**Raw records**
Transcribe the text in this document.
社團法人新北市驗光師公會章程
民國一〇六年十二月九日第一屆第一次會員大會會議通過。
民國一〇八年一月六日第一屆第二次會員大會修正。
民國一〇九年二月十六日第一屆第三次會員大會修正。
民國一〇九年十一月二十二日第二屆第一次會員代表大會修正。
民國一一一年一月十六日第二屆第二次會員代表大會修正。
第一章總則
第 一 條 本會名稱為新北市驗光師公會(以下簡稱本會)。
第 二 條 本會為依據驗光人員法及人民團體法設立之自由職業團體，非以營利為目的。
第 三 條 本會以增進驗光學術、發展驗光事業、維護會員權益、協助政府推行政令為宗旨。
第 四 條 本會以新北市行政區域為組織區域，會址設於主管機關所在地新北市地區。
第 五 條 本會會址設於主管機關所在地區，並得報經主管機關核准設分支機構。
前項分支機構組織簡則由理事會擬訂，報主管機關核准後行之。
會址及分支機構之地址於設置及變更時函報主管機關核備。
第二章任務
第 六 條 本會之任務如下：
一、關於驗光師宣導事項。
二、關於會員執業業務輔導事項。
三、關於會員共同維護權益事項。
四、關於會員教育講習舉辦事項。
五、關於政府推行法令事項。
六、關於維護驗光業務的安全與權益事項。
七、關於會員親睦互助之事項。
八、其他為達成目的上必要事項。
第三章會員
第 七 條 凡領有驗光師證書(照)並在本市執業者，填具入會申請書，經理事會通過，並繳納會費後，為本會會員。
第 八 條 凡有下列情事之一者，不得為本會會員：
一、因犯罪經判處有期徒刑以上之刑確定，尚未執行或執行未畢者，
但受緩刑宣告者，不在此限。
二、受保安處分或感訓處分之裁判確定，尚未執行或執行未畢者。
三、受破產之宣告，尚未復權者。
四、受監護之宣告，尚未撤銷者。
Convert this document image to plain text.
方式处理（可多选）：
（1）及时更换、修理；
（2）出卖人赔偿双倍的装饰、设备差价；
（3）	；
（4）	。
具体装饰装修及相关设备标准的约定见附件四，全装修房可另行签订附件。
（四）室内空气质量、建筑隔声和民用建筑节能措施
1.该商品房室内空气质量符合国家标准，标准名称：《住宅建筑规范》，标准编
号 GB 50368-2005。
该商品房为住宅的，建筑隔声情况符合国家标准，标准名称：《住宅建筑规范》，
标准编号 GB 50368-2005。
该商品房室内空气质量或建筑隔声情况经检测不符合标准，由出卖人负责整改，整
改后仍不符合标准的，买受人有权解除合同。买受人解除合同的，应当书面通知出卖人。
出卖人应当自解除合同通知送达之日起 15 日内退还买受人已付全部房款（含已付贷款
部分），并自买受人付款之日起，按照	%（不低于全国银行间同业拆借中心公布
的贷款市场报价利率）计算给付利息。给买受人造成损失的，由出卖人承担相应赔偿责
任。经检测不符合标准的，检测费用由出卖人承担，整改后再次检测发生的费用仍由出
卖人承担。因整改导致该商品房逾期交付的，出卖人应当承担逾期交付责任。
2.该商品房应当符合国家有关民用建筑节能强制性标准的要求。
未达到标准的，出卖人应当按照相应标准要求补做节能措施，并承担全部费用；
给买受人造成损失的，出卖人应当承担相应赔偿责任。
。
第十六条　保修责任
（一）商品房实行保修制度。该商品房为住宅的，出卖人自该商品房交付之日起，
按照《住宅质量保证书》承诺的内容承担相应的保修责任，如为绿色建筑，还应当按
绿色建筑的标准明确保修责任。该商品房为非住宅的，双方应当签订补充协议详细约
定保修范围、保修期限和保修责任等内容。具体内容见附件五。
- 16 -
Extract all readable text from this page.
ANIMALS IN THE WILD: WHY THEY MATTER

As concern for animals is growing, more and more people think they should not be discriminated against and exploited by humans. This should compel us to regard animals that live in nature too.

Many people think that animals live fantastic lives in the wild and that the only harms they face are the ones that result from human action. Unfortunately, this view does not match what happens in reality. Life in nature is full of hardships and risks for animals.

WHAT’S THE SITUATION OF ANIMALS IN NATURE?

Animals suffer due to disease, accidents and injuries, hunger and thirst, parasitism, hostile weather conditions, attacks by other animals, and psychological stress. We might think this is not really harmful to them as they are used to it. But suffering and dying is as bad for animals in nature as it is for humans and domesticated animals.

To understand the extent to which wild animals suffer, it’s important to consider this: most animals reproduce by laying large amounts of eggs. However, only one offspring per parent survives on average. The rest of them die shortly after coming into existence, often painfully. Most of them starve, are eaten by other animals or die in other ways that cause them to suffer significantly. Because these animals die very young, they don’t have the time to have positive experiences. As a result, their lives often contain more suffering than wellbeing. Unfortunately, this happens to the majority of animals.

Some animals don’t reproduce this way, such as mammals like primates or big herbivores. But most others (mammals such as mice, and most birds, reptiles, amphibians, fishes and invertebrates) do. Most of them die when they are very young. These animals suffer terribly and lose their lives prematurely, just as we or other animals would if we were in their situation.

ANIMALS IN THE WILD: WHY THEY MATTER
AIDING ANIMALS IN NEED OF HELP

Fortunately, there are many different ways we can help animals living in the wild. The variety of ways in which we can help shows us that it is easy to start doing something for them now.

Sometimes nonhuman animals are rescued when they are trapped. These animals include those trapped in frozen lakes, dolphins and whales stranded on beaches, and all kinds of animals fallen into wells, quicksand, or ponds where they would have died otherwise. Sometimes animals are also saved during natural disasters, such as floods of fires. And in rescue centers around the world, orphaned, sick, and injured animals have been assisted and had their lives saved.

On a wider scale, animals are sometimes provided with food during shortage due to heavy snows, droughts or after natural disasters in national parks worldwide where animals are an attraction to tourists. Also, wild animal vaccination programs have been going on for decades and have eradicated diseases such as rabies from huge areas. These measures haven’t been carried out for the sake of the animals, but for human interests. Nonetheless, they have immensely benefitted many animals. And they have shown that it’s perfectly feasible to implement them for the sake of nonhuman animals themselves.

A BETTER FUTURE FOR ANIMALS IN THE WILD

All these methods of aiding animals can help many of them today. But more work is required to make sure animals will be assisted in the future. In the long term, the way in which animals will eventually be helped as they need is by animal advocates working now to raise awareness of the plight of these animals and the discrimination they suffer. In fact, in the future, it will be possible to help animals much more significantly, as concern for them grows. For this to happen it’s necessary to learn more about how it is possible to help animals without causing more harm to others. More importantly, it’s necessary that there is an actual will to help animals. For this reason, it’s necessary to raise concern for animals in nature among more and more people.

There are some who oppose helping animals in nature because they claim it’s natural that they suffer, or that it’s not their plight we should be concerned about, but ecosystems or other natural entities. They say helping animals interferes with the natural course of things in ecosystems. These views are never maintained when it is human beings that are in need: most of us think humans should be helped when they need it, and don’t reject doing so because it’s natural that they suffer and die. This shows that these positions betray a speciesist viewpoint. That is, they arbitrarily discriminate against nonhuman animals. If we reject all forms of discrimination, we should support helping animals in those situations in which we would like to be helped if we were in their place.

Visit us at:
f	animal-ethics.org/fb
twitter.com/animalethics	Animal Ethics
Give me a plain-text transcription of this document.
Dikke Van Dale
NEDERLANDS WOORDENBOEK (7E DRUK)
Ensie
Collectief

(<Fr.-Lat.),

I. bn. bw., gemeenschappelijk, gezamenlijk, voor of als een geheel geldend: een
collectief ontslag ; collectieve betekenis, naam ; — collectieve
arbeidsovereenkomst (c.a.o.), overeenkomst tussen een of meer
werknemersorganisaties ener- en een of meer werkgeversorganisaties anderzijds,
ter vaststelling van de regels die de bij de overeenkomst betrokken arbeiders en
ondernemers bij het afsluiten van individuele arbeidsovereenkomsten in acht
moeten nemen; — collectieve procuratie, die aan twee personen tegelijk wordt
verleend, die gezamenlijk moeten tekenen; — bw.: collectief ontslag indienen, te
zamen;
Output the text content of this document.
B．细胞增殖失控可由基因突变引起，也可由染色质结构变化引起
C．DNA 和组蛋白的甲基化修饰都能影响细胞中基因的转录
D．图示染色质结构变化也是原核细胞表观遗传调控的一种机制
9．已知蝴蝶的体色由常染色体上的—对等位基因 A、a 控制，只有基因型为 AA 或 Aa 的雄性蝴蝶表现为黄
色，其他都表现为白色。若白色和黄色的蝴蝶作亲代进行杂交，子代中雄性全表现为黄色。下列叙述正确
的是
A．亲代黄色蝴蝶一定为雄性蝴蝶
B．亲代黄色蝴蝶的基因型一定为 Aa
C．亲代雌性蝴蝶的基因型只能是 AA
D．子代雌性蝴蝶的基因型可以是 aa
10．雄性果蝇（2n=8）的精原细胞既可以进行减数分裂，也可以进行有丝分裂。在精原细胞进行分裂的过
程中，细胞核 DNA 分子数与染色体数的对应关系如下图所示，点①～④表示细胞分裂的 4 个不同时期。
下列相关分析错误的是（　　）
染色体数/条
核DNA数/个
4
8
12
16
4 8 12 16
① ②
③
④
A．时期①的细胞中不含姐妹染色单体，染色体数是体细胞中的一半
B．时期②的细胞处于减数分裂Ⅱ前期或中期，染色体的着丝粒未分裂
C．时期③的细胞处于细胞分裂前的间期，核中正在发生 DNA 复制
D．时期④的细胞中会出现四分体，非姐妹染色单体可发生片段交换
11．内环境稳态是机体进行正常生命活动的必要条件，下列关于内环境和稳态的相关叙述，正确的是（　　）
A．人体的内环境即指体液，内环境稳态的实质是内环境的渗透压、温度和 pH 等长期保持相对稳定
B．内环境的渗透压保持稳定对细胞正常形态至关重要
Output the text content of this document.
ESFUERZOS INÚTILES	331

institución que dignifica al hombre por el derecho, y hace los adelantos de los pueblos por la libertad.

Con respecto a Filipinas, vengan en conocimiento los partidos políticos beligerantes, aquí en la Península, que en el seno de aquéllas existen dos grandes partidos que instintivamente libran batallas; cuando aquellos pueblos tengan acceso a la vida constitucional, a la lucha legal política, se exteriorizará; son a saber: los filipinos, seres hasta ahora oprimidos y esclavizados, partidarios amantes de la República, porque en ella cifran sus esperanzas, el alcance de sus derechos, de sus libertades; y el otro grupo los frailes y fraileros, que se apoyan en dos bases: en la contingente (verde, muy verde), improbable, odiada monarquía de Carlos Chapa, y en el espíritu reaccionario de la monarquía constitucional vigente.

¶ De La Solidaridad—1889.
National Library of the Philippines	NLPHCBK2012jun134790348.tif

**What you will do**
Look through the entries above; copy every line holding the string "collectieve".

**Reply**
collectief ontslag ; collectieve betekenis, naam ; — collectieve
moeten nemen; — collectieve procuratie, die aan twee personen tegelijk wordt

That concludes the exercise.